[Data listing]
========================
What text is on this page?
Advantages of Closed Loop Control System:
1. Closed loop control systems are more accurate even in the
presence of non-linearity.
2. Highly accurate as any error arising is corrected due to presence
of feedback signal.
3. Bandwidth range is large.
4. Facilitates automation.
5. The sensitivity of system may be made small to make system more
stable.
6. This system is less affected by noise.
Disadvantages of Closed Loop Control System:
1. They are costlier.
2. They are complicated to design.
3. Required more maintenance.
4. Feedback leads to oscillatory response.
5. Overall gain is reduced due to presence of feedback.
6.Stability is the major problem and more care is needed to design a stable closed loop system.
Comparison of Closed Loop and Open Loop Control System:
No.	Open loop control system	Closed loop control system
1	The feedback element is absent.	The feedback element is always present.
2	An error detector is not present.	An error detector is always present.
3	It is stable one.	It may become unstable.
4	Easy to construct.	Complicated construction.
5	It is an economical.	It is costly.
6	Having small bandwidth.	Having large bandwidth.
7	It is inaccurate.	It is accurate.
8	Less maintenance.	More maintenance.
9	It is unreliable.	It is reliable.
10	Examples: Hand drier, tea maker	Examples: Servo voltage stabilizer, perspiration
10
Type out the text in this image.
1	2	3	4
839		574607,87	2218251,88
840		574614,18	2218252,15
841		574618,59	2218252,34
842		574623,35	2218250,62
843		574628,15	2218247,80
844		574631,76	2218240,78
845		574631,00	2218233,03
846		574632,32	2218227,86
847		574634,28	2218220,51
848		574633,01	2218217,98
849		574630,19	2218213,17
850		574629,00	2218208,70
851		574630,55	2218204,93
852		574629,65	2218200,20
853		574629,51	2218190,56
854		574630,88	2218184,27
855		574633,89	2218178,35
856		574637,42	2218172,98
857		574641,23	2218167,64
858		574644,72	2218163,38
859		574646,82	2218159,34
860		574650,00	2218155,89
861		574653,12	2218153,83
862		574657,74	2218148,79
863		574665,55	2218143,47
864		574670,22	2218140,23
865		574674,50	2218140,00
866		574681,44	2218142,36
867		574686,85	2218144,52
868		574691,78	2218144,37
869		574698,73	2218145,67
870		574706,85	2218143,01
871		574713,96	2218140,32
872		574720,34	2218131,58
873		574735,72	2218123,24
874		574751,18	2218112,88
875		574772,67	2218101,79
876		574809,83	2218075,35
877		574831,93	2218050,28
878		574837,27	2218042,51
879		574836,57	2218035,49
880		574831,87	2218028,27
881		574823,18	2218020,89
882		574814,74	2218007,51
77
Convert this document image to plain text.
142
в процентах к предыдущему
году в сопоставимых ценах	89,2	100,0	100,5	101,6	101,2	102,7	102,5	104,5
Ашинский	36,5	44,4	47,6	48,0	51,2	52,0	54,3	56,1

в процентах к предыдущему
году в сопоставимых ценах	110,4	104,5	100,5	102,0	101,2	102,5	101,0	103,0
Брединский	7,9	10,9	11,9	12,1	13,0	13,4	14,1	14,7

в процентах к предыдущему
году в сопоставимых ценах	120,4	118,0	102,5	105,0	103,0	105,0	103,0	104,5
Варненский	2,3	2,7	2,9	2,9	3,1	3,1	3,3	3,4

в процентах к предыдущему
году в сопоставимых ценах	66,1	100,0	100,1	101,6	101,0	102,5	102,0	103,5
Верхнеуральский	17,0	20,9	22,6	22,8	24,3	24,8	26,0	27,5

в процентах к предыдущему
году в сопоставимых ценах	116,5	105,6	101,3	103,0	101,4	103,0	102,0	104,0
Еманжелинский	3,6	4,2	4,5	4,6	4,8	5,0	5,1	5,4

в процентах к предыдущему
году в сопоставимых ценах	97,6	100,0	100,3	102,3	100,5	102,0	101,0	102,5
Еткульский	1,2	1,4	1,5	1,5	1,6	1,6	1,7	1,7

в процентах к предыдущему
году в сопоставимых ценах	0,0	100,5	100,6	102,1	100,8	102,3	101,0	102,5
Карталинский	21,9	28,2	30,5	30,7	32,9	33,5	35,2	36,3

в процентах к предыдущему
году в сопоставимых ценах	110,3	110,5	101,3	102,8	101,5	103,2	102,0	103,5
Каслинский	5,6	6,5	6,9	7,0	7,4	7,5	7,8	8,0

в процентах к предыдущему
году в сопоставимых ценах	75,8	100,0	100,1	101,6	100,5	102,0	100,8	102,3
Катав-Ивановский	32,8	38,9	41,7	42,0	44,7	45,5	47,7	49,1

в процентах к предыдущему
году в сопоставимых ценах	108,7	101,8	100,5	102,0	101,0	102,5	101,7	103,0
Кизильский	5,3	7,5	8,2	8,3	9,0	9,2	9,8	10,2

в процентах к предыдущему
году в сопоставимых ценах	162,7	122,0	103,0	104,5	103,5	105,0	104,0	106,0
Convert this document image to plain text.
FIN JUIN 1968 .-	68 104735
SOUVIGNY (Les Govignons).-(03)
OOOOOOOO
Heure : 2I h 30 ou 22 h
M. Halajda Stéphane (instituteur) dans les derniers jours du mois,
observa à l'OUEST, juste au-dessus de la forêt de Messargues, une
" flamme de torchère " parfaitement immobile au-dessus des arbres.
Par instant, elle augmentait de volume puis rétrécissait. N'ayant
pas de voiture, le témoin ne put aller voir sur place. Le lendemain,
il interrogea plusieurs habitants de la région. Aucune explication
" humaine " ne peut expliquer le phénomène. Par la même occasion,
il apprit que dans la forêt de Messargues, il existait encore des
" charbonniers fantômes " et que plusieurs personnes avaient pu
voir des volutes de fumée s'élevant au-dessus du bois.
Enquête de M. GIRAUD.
========================
Go through the data above and find the lines with the word "ценах". Copy each of those lines.

году в сопоставимых ценах	89,2	100,0	100,5	101,6	101,2	102,7	102,5	104,5
году в сопоставимых ценах	110,4	104,5	100,5	102,0	101,2	102,5	101,0	103,0
году в сопоставимых ценах	120,4	118,0	102,5	105,0	103,0	105,0	103,0	104,5
году в сопоставимых ценах	66,1	100,0	100,1	101,6	101,0	102,5	102,0	103,5
году в сопоставимых ценах	116,5	105,6	101,3	103,0	101,4	103,0	102,0	104,0
году в сопоставимых ценах	97,6	100,0	100,3	102,3	100,5	102,0	101,0	102,5
году в сопоставимых ценах	0,0	100,5	100,6	102,1	100,8	102,3	101,0	102,5
году в сопоставимых ценах	110,3	110,5	101,3	102,8	101,5	103,2	102,0	103,5
году в сопоставимых ценах	75,8	100,0	100,1	101,6	100,5	102,0	100,8	102,3
году в сопоставимых ценах	108,7	101,8	100,5	102,0	101,0	102,5	101,7	103,0
году в сопоставимых ценах	162,7	122,0	103,0	104,5	103,5	105,0	104,0	106,0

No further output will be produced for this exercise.